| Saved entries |
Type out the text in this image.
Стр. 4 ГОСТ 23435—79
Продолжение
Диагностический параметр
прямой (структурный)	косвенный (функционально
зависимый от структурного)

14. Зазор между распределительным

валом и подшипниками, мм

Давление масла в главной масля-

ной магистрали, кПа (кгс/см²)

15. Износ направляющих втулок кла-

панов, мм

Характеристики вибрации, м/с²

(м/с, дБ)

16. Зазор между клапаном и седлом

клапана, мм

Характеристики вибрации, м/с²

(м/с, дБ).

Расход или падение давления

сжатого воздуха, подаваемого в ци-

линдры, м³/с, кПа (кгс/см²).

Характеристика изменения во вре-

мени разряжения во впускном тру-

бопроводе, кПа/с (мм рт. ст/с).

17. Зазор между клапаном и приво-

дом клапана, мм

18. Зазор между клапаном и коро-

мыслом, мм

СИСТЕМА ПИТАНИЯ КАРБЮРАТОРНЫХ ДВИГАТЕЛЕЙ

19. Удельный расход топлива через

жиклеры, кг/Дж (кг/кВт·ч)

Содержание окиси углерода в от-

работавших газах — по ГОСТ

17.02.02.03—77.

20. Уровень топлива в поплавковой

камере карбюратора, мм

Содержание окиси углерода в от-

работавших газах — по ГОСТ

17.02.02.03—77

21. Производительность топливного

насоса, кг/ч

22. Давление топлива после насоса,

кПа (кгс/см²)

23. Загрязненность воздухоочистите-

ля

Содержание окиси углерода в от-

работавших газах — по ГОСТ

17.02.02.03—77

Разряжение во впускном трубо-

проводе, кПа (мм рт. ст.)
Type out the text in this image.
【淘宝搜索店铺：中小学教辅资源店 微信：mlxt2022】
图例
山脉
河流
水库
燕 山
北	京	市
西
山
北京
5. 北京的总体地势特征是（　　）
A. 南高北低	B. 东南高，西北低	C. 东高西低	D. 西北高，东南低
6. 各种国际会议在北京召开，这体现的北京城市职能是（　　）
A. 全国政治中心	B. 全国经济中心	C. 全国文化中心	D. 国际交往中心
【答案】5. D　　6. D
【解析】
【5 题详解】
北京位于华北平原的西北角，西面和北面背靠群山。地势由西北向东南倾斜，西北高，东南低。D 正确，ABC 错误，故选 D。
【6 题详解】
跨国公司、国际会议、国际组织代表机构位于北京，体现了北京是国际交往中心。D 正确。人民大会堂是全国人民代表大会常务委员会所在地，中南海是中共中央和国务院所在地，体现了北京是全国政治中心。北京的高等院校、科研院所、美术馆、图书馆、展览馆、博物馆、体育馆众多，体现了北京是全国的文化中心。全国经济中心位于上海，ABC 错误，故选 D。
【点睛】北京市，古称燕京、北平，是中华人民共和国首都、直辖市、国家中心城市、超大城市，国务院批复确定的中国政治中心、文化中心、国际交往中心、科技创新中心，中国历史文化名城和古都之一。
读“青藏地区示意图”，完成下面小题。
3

| Problem requirements |
Repeat the lines above exactly.

| Answer to the exercise |
Type out the text in this image.
Стр. 4 ГОСТ 23435—79
Продолжение
Диагностический параметр
прямой (структурный)	косвенный (функционально
зависимый от структурного)

14. Зазор между распределительным

валом и подшипниками, мм

Давление масла в главной масля-

ной магистрали, кПа (кгс/см²)

15. Износ направляющих втулок кла-

панов, мм

Характеристики вибрации, м/с²

(м/с, дБ)

16. Зазор между клапаном и седлом

клапана, мм

Характеристики вибрации, м/с²

(м/с, дБ).

Расход или падение давления

сжатого воздуха, подаваемого в ци-

линдры, м³/с, кПа (кгс/см²).

Характеристика изменения во вре-

мени разряжения во впускном тру-

бопроводе, кПа/с (мм рт. ст/с).

17. Зазор между клапаном и приво-

дом клапана, мм

18. Зазор между клапаном и коро-

мыслом, мм

СИСТЕМА ПИТАНИЯ КАРБЮРАТОРНЫХ ДВИГАТЕЛЕЙ

19. Удельный расход топлива через

жиклеры, кг/Дж (кг/кВт·ч)

Содержание окиси углерода в от-

работавших газах — по ГОСТ

17.02.02.03—77.

20. Уровень топлива в поплавковой

камере карбюратора, мм

Содержание окиси углерода в от-

работавших газах — по ГОСТ

17.02.02.03—77

21. Производительность топливного

насоса, кг/ч

22. Давление топлива после насоса,

кПа (кгс/см²)

23. Загрязненность воздухоочистите-

ля

Содержание окиси углерода в от-

работавших газах — по ГОСТ

17.02.02.03—77

Разряжение во впускном трубо-

проводе, кПа (мм рт. ст.)
Type out the text in this image.
【淘宝搜索店铺：中小学教辅资源店 微信：mlxt2022】
图例
山脉
河流
水库
燕 山
北	京	市
西
山
北京
5. 北京的总体地势特征是（　　）
A. 南高北低	B. 东南高，西北低	C. 东高西低	D. 西北高，东南低
6. 各种国际会议在北京召开，这体现的北京城市职能是（　　）
A. 全国政治中心	B. 全国经济中心	C. 全国文化中心	D. 国际交往中心
【答案】5. D　　6. D
【解析】
【5 题详解】
北京位于华北平原的西北角，西面和北面背靠群山。地势由西北向东南倾斜，西北高，东南低。D 正确，ABC 错误，故选 D。
【6 题详解】
跨国公司、国际会议、国际组织代表机构位于北京，体现了北京是国际交往中心。D 正确。人民大会堂是全国人民代表大会常务委员会所在地，中南海是中共中央和国务院所在地，体现了北京是全国政治中心。北京的高等院校、科研院所、美术馆、图书馆、展览馆、博物馆、体育馆众多，体现了北京是全国的文化中心。全国经济中心位于上海，ABC 错误，故选 D。
【点睛】北京市，古称燕京、北平，是中华人民共和国首都、直辖市、国家中心城市、超大城市，国务院批复确定的中国政治中心、文化中心、国际交往中心、科技创新中心，中国历史文化名城和古都之一。
读“青藏地区示意图”，完成下面小题。
3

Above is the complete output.